C'est pourtant à cette pensée que s'arrêta le véritable promoteur de la coalition, M. Duvergier de Hauranne, publiciste et historien d'un grand talent, député plein d'initiative, esprit aventureux, entreprenant et tenace[4]. Aidé de M. de Rémusat, il réussit à aboucher ensemble MM. Thiers, Guizot, puis Odilon Barrot, et tous trois bientôt se trouvèrent d'accord pour renverser ce ministère jugé par eux insuffisant et transparent. Ce qu'ils cherchaient, c'était bien plutôt un prétexte avouable qu'une raison logique. On ne s'inquiétait même pas de savoir comment on partagerait le butin après la bataille, comment on résoudrait la question de gouvernement loin de renier ses propres principes, chacun marcherait au combat drapeau et enseignes déployés. La coalition n'était donc qu'une machine de destruction, une sorte de bélier parlementaire dressé contre la forteresse ministérielle elle n'avait qu'une valeur négative puisqu'il s'agissait de démolir, non de reconstruire, et qu'on laissait au hasard, à l'avenir le soin de tout arranger. Tant il est vrai de dire que les amitiés politiques sont souvent des haines en commun ! Les luttes des partis, écrivait le sage Royer-Collard, deviennent de véritables guerres civiles, plus quam civilia bella. Les partis changent de couleurs et de discours, de mesure et de poids, au gré des circonstances ils ne diront rien de ce qu'ils disaient, ils diront le contraire ; ils brûleront, s'il le faut, ce qu'ils ont adoré, ils adoreront ce qu'ils ont brûlé.

_ _ _ _

ÉNONCÉ 1
Recopie les lignes des données depuis la toute première jusqu'à celle qui contient « - tab-code[interactable]: CODE: [685, 370, 1098, 448] », incluse, en remplaçant « screenshot » par « screen capture » sans rien modifier d'autre.
Ce texte et les lignes de données n'ont aucun lien entre eux.

Éléments enregistrés du jeu de données
_ _ _ _

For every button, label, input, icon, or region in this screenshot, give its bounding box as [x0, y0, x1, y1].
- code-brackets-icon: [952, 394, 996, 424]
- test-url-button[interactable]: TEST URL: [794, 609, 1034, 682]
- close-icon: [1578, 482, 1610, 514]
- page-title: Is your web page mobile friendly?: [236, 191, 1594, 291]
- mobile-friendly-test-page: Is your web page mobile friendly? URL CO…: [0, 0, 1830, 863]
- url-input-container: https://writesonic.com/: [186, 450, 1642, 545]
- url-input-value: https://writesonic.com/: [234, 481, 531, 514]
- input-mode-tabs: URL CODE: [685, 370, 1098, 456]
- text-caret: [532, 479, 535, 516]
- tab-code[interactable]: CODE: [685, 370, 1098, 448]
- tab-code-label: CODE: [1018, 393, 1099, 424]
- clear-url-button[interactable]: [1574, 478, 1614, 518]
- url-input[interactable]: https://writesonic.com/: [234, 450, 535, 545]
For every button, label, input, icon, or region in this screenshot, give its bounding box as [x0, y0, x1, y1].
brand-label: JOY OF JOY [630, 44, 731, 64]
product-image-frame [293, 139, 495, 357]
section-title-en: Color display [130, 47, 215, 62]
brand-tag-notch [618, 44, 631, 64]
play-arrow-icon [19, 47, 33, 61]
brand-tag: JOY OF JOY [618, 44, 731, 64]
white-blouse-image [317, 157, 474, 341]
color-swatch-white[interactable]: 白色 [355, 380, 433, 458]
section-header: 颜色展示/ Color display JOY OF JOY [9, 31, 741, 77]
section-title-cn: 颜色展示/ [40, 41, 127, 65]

_ _ _ _

ÉNONCÉ 2
Répète mot pour mot l'extrait sur la coalition contre le ministère.

RÉPONSE ATTENDUE 1
For every button, label, input, icon, or region in this screen capture, give its bounding box as [x0, y0, x1, y1].
- code-brackets-icon: [952, 394, 996, 424]
- test-url-button[interactable]: TEST URL: [794, 609, 1034, 682]
- close-icon: [1578, 482, 1610, 514]
- page-title: Is your web page mobile friendly?: [236, 191, 1594, 291]
- mobile-friendly-test-page: Is your web page mobile friendly? URL CO…: [0, 0, 1830, 863]
- url-input-container: https://writesonic.com/: [186, 450, 1642, 545]
- url-input-value: https://writesonic.com/: [234, 481, 531, 514]
- input-mode-tabs: URL CODE: [685, 370, 1098, 456]
- text-caret: [532, 479, 535, 516]
- tab-code[interactable]: CODE: [685, 370, 1098, 448]

RÉPONSE ATTENDUE 2
C'est pourtant à cette pensée que s'arrêta le véritable promoteur de la coalition, M. Duvergier de Hauranne, publiciste et historien d'un grand talent, député plein d'initiative, esprit aventureux, entreprenant et tenace[4]. Aidé de M. de Rémusat, il réussit à aboucher ensemble MM. Thiers, Guizot, puis Odilon Barrot, et tous trois bientôt se trouvèrent d'accord pour renverser ce ministère jugé par eux insuffisant et transparent. Ce qu'ils cherchaient, c'était bien plutôt un prétexte avouable qu'une raison logique. On ne s'inquiétait même pas de savoir comment on partagerait le butin après la bataille, comment on résoudrait la question de gouvernement loin de renier ses propres principes, chacun marcherait au combat drapeau et enseignes déployés. La coalition n'était donc qu'une machine de destruction, une sorte de bélier parlementaire dressé contre la forteresse ministérielle elle n'avait qu'une valeur négative puisqu'il s'agissait de démolir, non de reconstruire, et qu'on laissait au hasard, à l'avenir le soin de tout arranger. Tant il est vrai de dire que les amitiés politiques sont souvent des haines en commun ! Les luttes des partis, écrivait le sage Royer-Collard, deviennent de véritables guerres civiles, plus quam civilia bella. Les partis changent de couleurs et de discours, de mesure et de poids, au gré des circonstances ils ne diront rien de ce qu'ils disaient, ils diront le contraire ; ils brûleront, s'il le faut, ce qu'ils ont adoré, ils adoreront ce qu'ils ont brûlé.